▶ _Short task_
Extract every line from the entries below that contains the string "بحيث". Matching is case-sensitive.

──────

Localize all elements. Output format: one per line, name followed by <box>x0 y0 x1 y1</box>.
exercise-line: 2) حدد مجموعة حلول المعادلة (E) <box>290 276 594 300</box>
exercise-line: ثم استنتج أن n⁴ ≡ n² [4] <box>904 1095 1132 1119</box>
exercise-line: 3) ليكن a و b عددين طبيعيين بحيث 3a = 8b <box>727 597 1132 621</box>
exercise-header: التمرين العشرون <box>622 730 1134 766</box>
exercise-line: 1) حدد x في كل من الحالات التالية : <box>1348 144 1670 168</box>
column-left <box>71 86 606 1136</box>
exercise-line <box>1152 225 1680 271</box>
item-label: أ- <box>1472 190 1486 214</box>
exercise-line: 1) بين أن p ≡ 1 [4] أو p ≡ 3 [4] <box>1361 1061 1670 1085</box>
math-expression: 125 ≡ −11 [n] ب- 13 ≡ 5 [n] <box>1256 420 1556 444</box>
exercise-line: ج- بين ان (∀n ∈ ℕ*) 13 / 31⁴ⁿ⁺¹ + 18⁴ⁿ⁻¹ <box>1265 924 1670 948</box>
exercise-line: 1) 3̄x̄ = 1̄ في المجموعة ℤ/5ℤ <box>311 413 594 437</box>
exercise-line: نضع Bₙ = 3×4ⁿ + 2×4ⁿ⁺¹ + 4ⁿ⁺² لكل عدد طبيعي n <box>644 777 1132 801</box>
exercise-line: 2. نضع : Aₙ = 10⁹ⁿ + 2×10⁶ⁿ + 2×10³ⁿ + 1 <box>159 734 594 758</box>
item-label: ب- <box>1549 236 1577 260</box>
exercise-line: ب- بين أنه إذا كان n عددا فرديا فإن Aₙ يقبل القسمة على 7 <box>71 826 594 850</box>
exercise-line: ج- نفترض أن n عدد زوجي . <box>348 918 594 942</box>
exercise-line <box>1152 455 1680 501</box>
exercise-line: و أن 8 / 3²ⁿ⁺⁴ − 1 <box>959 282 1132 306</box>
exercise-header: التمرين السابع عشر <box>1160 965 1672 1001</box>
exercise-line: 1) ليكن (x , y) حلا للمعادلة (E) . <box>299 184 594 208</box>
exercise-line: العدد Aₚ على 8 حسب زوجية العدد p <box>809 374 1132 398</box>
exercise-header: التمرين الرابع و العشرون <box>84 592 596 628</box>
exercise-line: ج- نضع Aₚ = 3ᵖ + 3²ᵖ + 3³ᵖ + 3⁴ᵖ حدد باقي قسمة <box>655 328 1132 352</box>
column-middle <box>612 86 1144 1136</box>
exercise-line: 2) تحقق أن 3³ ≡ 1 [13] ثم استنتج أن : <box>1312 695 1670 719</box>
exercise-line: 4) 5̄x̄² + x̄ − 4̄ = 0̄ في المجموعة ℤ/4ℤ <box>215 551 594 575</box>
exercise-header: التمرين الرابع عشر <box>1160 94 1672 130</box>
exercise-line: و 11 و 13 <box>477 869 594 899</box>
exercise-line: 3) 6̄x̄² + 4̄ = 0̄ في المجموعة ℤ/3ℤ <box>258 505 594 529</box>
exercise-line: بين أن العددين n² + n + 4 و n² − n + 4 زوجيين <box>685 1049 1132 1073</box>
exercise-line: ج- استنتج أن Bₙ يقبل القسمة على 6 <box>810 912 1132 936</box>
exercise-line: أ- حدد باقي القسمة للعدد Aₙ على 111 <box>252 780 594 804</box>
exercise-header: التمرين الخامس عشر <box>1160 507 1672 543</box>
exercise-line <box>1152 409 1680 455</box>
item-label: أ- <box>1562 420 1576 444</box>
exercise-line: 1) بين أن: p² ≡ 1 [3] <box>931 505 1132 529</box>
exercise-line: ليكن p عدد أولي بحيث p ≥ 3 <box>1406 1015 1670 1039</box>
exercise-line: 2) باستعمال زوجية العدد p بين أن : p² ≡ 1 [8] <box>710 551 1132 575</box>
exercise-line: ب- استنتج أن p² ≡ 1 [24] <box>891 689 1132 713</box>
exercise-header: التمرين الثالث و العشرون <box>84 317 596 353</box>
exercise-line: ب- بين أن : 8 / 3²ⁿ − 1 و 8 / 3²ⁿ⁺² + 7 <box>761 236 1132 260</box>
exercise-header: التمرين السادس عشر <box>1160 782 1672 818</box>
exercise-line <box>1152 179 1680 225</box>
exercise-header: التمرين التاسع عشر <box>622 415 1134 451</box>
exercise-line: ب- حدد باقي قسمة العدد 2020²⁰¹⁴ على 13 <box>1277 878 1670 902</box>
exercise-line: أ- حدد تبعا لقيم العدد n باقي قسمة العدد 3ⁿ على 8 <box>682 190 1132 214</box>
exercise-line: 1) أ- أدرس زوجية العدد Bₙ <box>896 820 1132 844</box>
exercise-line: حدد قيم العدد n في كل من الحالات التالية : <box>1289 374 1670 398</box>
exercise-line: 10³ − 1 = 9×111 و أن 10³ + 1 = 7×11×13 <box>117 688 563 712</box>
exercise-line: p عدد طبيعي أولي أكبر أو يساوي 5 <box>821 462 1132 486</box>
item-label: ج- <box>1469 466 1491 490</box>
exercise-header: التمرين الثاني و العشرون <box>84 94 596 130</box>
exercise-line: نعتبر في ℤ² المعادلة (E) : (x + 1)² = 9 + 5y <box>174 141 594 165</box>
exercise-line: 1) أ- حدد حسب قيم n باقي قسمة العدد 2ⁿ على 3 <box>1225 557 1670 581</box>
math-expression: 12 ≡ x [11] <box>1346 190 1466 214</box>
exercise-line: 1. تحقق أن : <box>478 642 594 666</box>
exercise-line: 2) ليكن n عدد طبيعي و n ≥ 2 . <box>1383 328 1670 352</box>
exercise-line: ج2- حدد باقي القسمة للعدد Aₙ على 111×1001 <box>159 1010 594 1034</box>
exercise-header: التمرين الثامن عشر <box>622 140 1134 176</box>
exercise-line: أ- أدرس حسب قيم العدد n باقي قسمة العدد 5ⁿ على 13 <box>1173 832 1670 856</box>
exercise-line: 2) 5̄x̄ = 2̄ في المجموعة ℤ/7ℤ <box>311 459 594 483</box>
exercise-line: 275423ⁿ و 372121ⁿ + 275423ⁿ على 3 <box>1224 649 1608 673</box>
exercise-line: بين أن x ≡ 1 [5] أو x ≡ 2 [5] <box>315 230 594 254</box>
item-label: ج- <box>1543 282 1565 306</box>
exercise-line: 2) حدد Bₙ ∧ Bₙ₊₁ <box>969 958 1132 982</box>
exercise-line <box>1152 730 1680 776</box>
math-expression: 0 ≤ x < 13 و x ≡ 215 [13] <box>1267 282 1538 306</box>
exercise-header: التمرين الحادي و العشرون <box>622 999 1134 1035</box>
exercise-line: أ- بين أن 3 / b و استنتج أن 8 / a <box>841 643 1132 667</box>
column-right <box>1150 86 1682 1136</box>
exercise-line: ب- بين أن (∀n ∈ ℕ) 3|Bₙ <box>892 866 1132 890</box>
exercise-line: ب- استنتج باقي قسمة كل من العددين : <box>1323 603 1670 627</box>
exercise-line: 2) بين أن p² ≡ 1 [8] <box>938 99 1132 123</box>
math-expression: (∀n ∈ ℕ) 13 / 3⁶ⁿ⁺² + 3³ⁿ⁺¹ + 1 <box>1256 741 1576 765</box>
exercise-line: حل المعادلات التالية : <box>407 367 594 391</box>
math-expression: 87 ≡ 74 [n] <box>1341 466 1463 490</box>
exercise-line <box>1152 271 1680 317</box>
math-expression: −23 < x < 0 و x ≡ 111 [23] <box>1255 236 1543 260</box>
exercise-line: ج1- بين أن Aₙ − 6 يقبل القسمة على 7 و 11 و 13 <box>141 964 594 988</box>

──────

▶ _Solution_
exercise-line: 3) ليكن a و b عددين طبيعيين بحيث 3a = 8b <box>727 597 1132 621</box>
exercise-line: ليكن p عدد أولي بحيث p ≥ 3 <box>1406 1015 1670 1039</box>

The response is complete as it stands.